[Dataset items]
===

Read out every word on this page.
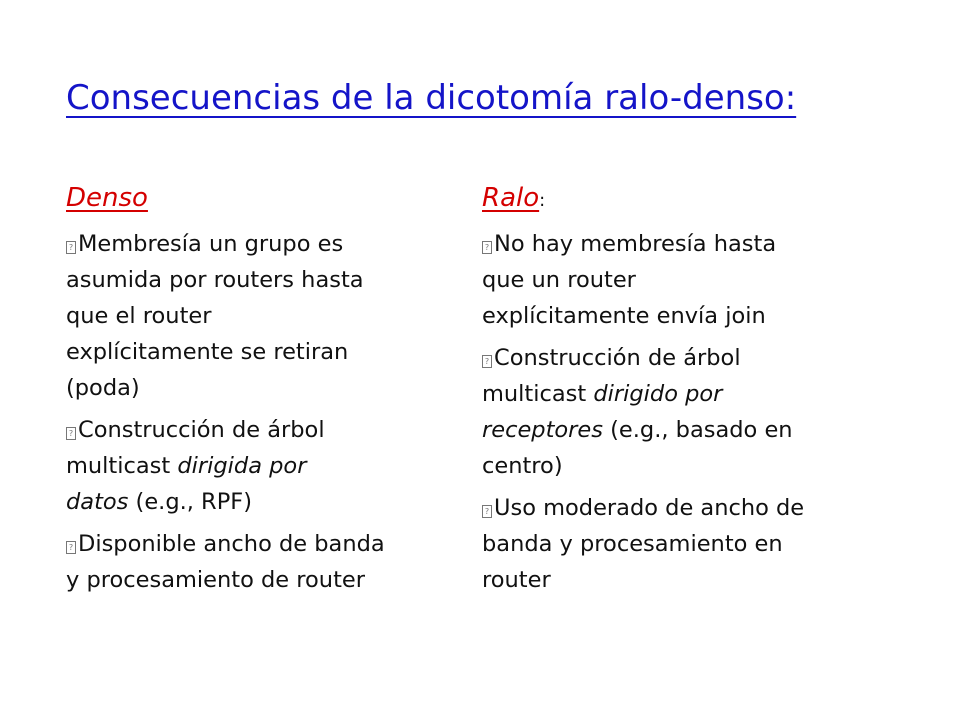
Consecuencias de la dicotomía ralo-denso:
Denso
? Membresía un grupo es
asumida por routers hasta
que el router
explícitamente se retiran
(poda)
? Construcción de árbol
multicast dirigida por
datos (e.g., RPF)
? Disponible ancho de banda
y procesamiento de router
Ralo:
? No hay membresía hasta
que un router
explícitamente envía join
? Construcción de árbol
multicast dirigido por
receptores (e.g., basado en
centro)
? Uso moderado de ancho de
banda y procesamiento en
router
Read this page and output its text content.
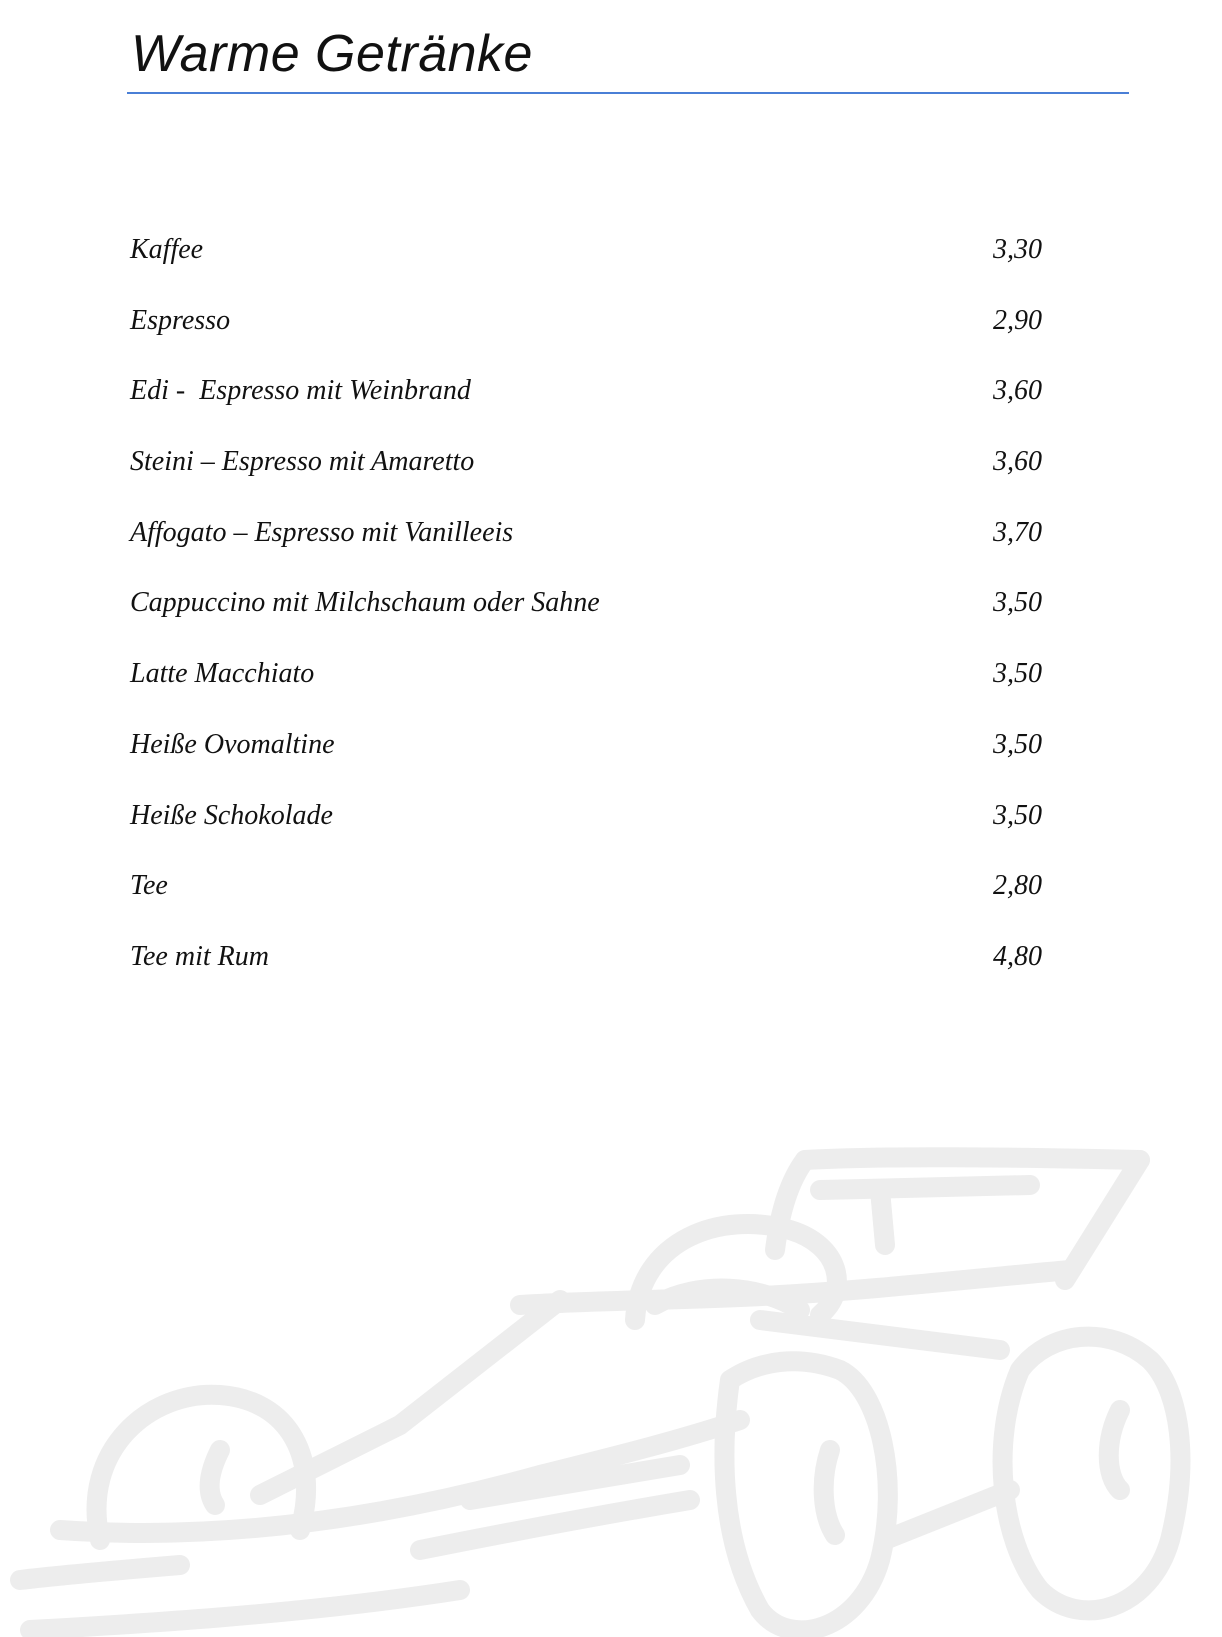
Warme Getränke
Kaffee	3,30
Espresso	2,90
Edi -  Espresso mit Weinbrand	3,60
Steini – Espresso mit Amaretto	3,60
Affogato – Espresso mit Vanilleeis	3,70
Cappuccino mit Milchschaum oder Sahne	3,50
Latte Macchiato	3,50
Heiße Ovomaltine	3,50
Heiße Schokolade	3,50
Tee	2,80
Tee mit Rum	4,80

===

● **What the task asks**
Write out all the entries again, word for word, and print no images.

● **Expected output**
Read out every word on this page.
Consecuencias de la dicotomía ralo-denso:
Denso
? Membresía un grupo es
asumida por routers hasta
que el router
explícitamente se retiran
(poda)
? Construcción de árbol
multicast dirigida por
datos (e.g., RPF)
? Disponible ancho de banda
y procesamiento de router
Ralo:
? No hay membresía hasta
que un router
explícitamente envía join
? Construcción de árbol
multicast dirigido por
receptores (e.g., basado en
centro)
? Uso moderado de ancho de
banda y procesamiento en
router
Read this page and output its text content.
Warme Getränke
Kaffee	3,30
Espresso	2,90
Edi -  Espresso mit Weinbrand	3,60
Steini – Espresso mit Amaretto	3,60
Affogato – Espresso mit Vanilleeis	3,70
Cappuccino mit Milchschaum oder Sahne	3,50
Latte Macchiato	3,50
Heiße Ovomaltine	3,50
Heiße Schokolade	3,50
Tee	2,80
Tee mit Rum	4,80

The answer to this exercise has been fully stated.